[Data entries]
• • • •

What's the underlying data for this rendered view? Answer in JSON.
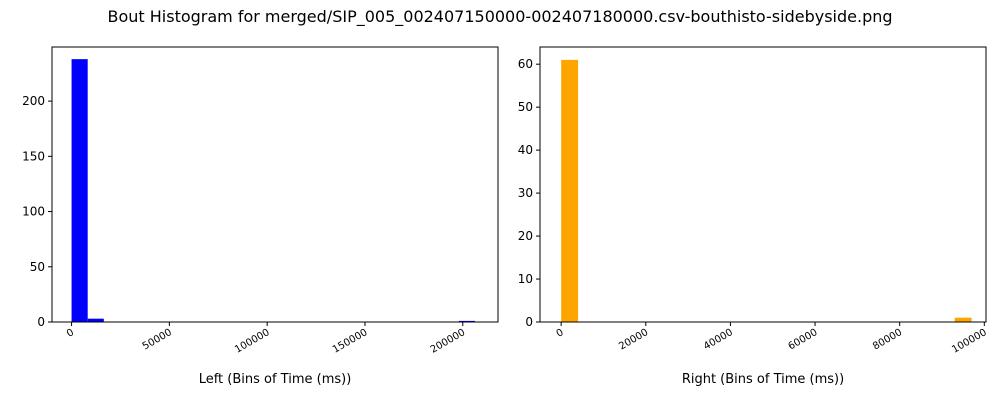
{
  "figure": {
    "title": "Bout Histogram for merged/SIP_005_002407150000-002407180000.csv-bouthisto-sidebyside.png"
  },
  "chart_data": [
    {
      "type": "bar",
      "panel": "left",
      "title": "",
      "xlabel": "Left (Bins of Time (ms))",
      "ylabel": "",
      "color": "#0000ff",
      "xlim": [
        -10000,
        218000
      ],
      "ylim": [
        0,
        249
      ],
      "xticks": [
        0,
        50000,
        100000,
        150000,
        200000
      ],
      "xtick_labels": [
        "0",
        "50000",
        "100000",
        "150000",
        "200000"
      ],
      "yticks": [
        0,
        50,
        100,
        150,
        200
      ],
      "ytick_labels": [
        "0",
        "50",
        "100",
        "150",
        "200"
      ],
      "grid": false,
      "bins": [
        {
          "start": 0,
          "end": 8250,
          "count": 238
        },
        {
          "start": 8250,
          "end": 16500,
          "count": 3
        },
        {
          "start": 198000,
          "end": 206250,
          "count": 1
        }
      ]
    },
    {
      "type": "bar",
      "panel": "right",
      "title": "",
      "xlabel": "Right (Bins of Time (ms))",
      "ylabel": "",
      "color": "#ffa500",
      "xlim": [
        -5000,
        100400
      ],
      "ylim": [
        0,
        64
      ],
      "xticks": [
        0,
        20000,
        40000,
        60000,
        80000,
        100000
      ],
      "xtick_labels": [
        "0",
        "20000",
        "40000",
        "60000",
        "80000",
        "100000"
      ],
      "yticks": [
        0,
        10,
        20,
        30,
        40,
        50,
        60
      ],
      "ytick_labels": [
        "0",
        "10",
        "20",
        "30",
        "40",
        "50",
        "60"
      ],
      "grid": false,
      "bins": [
        {
          "start": 0,
          "end": 4000,
          "count": 61
        },
        {
          "start": 93000,
          "end": 97000,
          "count": 1
        }
      ]
    }
  ]
}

• • • •

◆ What the task requires
Copy the records exactly as they appear, excluding images.

◆ Correct answer
What's the underlying data for this rendered view? Answer in JSON.
{
  "figure": {
    "title": "Bout Histogram for merged/SIP_005_002407150000-002407180000.csv-bouthisto-sidebyside.png"
  },
  "chart_data": [
    {
      "type": "bar",
      "panel": "left",
      "title": "",
      "xlabel": "Left (Bins of Time (ms))",
      "ylabel": "",
      "color": "#0000ff",
      "xlim": [
        -10000,
        218000
      ],
      "ylim": [
        0,
        249
      ],
      "xticks": [
        0,
        50000,
        100000,
        150000,
        200000
      ],
      "xtick_labels": [
        "0",
        "50000",
        "100000",
        "150000",
        "200000"
      ],
      "yticks": [
        0,
        50,
        100,
        150,
        200
      ],
      "ytick_labels": [
        "0",
        "50",
        "100",
        "150",
        "200"
      ],
      "grid": false,
      "bins": [
        {
          "start": 0,
          "end": 8250,
          "count": 238
        },
        {
          "start": 8250,
          "end": 16500,
          "count": 3
        },
        {
          "start": 198000,
          "end": 206250,
          "count": 1
        }
      ]
    },
    {
      "type": "bar",
      "panel": "right",
      "title": "",
      "xlabel": "Right (Bins of Time (ms))",
      "ylabel": "",
      "color": "#ffa500",
      "xlim": [
        -5000,
        100400
      ],
      "ylim": [
        0,
        64
      ],
      "xticks": [
        0,
        20000,
        40000,
        60000,
        80000,
        100000
      ],
      "xtick_labels": [
        "0",
        "20000",
        "40000",
        "60000",
        "80000",
        "100000"
      ],
      "yticks": [
        0,
        10,
        20,
        30,
        40,
        50,
        60
      ],
      "ytick_labels": [
        "0",
        "10",
        "20",
        "30",
        "40",
        "50",
        "60"
      ],
      "grid": false,
      "bins": [
        {
          "start": 0,
          "end": 4000,
          "count": 61
        },
        {
          "start": 93000,
          "end": 97000,
          "count": 1
        }
      ]
    }
  ]
}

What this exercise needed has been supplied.